また、BOOKウォッチでは、「80歳を過ぎたら我慢をしない」という生き方がいい、として講評をしている。(BOOKウォッチ編集部による)
「日本人の平均寿命は、男性が81.64歳。女性が87.74歳(令和2年調べ)。80歳を超えた人は、やはり幸せと言うべきだろう。」には注文がつく。
注>男性の場合、あと1.64年しか生きられないというわけではない。女性の場合、あと7.74年しかいきられないというわけではない。
人は生命体である。生命体を定めている形質からは逃れることはできない。人は最終的に(機能)不全になれば、死亡することになる。*ここでは、機能不全を生命体維持ができない状態として考えている。
*理解の難しい「不全」:物事の状態や活動のしかたが完全でないこと。
人は基本的に年齢を重ねていくと、「衰弱」、「ガン」や「認知症」をかなりの確率で患うことになる。ここでは、死んでいない数値として記す。
各才別の平均余命は、厚生労働省「簡易生命表」から得られる。「簡易生命表」には年齢ごとの平均余命が記されている。
厚生労働省「簡易生命表」の表1を示す。
これにより、0才、60才、70才、80才の平均余命をあげると次のようになる。
0才の平均余命(令和2年)は、男性81.64才、女性87.74才である。
60才の平均余命(令和2年)は、男性24.21才、女性29.46才である。現在、60才の男性は84.21才まで平均的には生きることになる。平均では、女性は89.46才まで生きることになる。
*0才と比較すると、平均余命は長いことになる。男性は2.57年、女性は1.72年ほど長い。

————————

▶ [課題の概要] 平均余命についての文章を、最後の一文に続けて書き進めなさい。 次の資料は、上の文章とは別個のものである。

▶ [提供資料]
————————

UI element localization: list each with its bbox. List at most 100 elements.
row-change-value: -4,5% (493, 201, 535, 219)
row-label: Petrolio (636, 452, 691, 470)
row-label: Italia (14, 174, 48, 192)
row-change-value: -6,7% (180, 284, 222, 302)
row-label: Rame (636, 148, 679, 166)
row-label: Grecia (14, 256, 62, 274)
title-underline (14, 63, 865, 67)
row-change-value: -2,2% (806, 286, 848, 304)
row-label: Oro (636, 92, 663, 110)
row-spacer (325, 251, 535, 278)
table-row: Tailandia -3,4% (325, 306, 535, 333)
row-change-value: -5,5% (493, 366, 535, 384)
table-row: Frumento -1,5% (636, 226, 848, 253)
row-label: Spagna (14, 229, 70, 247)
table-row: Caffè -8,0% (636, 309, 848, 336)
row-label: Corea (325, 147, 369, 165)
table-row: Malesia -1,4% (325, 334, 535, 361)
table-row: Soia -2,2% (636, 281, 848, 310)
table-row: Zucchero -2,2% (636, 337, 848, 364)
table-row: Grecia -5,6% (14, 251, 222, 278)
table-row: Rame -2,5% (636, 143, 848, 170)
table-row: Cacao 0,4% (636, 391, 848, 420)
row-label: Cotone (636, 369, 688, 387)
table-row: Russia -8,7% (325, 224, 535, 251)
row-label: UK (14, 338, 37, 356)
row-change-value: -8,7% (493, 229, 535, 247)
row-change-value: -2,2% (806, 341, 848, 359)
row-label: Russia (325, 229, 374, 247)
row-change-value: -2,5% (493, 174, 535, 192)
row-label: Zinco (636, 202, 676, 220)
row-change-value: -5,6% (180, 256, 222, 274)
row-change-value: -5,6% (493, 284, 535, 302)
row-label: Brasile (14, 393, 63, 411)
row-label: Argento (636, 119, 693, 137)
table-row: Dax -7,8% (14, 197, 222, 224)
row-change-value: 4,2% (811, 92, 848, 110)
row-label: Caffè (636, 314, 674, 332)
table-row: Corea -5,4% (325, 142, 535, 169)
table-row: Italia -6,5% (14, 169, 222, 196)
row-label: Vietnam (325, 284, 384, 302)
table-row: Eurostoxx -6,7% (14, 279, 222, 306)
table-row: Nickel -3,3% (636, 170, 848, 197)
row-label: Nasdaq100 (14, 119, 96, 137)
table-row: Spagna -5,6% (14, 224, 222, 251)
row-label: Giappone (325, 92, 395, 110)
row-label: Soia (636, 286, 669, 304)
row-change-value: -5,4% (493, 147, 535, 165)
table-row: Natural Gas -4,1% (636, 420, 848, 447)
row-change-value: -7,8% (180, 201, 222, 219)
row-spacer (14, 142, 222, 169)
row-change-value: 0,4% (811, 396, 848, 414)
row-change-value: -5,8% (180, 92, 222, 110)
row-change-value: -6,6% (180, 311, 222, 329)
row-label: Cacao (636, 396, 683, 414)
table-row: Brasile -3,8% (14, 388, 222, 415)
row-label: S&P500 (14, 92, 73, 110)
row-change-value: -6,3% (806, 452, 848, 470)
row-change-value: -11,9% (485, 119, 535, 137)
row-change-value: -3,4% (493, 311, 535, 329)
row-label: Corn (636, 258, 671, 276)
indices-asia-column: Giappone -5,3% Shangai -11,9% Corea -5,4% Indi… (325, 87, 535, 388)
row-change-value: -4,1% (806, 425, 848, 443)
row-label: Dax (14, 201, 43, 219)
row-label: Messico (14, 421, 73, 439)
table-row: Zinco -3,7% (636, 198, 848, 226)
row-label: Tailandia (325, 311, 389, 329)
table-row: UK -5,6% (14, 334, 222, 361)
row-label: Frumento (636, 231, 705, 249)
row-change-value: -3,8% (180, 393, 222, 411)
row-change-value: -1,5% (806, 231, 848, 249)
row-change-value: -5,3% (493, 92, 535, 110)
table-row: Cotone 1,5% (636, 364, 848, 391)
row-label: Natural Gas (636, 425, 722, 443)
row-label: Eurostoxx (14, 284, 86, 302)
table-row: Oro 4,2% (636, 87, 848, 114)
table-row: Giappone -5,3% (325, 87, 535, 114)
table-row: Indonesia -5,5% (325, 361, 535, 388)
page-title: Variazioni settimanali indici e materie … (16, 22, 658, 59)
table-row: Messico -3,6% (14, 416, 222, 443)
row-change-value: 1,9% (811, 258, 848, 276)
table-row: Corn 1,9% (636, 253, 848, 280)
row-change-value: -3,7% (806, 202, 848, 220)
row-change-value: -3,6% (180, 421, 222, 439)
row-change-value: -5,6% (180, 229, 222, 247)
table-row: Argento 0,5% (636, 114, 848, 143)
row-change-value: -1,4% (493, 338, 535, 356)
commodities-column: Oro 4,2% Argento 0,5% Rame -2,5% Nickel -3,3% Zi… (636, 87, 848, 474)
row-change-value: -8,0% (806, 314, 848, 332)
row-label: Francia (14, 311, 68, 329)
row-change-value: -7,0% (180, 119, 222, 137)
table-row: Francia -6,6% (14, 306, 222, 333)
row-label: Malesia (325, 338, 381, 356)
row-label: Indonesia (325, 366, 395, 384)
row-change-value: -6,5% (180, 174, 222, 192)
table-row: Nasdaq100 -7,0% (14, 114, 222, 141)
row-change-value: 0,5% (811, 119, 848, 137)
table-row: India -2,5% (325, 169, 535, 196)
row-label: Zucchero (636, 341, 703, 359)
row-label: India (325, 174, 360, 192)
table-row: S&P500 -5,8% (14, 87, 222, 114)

————————

▶ [解答欄]
70才の平均余命(令和2年)は、男性16.18才、女性20.49才である。現在、70才の男性は86.18才まで平均的には生きることになる。平均では、女性は90.49才まで生きることになる。
80才の平均余命(令和2年)は、男性9.42才、女性12.28才である。現在、80才の男性は89.42才まで平均的には生きることになる。女性は平均では、92.28才まで生きることになる。
注意しなければならないのは、80才の男性が89.42才まで生きると(実際には刻みとなる)、後5年近くは生きることになる。さらにとなるが、省略。ただ、類類となる過程で、死亡者も出ている。平均であって、個人のことではない。
大まかに言えば、80才の男性は90才近くまで50%位の人が生き残り、女性は93才近くまで生き残ることになる。50%の人はそれまでにある割合で亡くなっていく。ただし、健康であるかどうかは別である。
*計算などが思わず間違っていることもあるので、注意。
*要は0才の平均余命は、80才の平均余命ではない。